*GIVEN DATA*:

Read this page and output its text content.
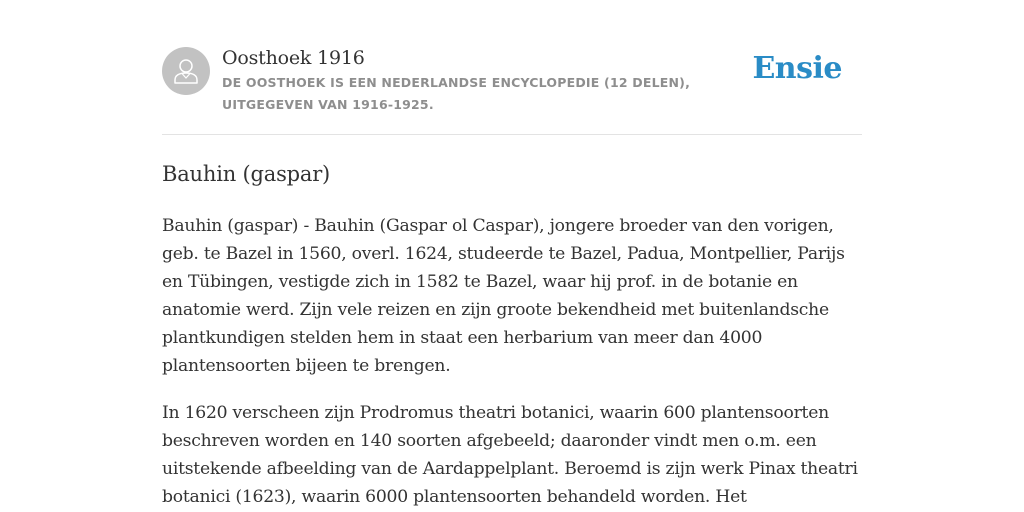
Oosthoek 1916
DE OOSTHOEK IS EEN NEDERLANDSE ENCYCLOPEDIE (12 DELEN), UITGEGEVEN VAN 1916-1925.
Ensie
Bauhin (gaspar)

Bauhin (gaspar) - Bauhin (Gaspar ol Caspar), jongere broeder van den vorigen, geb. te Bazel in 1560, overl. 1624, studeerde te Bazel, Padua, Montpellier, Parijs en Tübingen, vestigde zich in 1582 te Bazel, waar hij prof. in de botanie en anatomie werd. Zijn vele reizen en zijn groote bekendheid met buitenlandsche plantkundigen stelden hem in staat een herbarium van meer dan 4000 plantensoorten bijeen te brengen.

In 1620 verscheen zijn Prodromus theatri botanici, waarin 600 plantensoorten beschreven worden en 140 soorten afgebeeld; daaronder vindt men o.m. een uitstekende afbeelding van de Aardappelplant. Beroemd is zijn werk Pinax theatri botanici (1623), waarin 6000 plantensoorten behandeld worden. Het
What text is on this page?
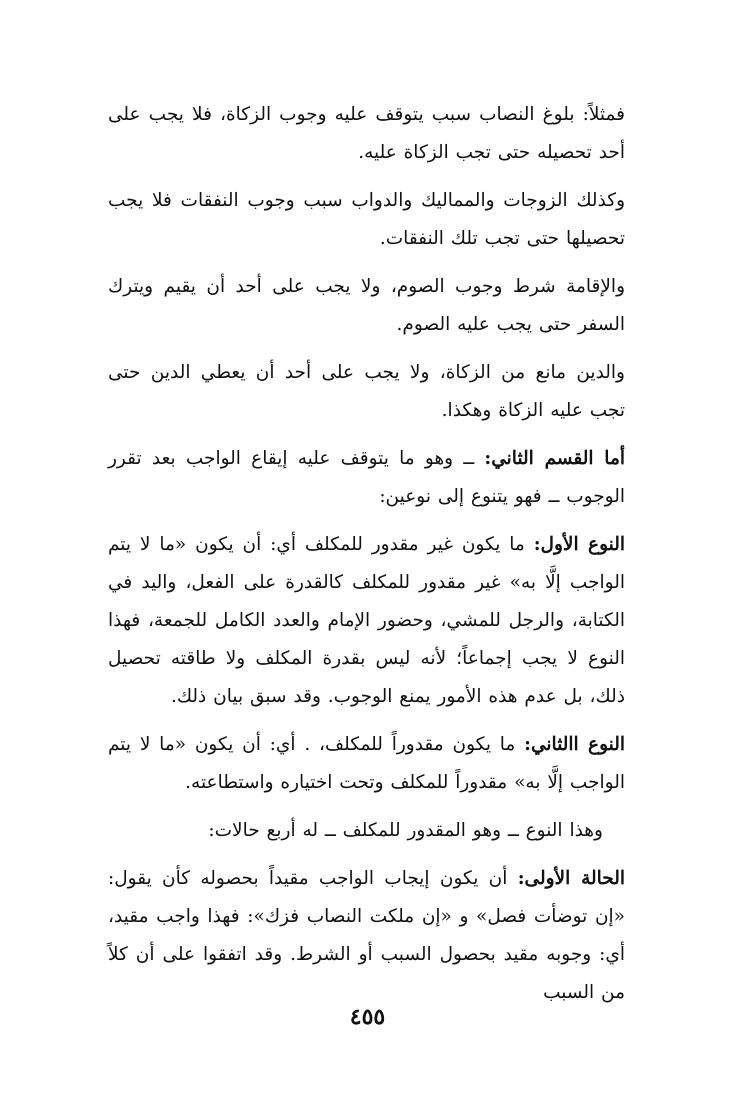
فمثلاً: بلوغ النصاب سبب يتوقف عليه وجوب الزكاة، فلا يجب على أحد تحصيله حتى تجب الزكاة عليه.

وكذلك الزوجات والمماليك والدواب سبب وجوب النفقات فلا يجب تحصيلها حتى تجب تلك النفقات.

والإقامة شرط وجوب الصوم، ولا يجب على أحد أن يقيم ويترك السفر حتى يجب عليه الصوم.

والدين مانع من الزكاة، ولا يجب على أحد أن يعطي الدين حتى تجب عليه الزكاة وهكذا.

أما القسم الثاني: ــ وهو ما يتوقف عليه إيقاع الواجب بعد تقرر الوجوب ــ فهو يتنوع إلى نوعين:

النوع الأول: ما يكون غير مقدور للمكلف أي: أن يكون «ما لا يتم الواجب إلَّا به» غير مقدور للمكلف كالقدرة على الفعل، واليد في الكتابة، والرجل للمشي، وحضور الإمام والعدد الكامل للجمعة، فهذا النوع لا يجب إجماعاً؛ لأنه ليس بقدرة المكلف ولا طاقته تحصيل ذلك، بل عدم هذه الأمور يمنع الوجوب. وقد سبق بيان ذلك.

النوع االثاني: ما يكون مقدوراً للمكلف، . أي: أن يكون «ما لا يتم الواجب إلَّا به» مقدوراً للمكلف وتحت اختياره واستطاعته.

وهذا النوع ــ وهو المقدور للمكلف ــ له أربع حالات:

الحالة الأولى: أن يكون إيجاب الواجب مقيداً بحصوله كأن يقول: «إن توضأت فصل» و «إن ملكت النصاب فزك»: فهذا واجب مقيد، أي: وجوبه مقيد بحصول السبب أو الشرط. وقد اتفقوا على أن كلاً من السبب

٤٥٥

*TASK*:
Return the number of lines that include the word "الزكاة", and nothing else.

*TASK ANSWER*:
2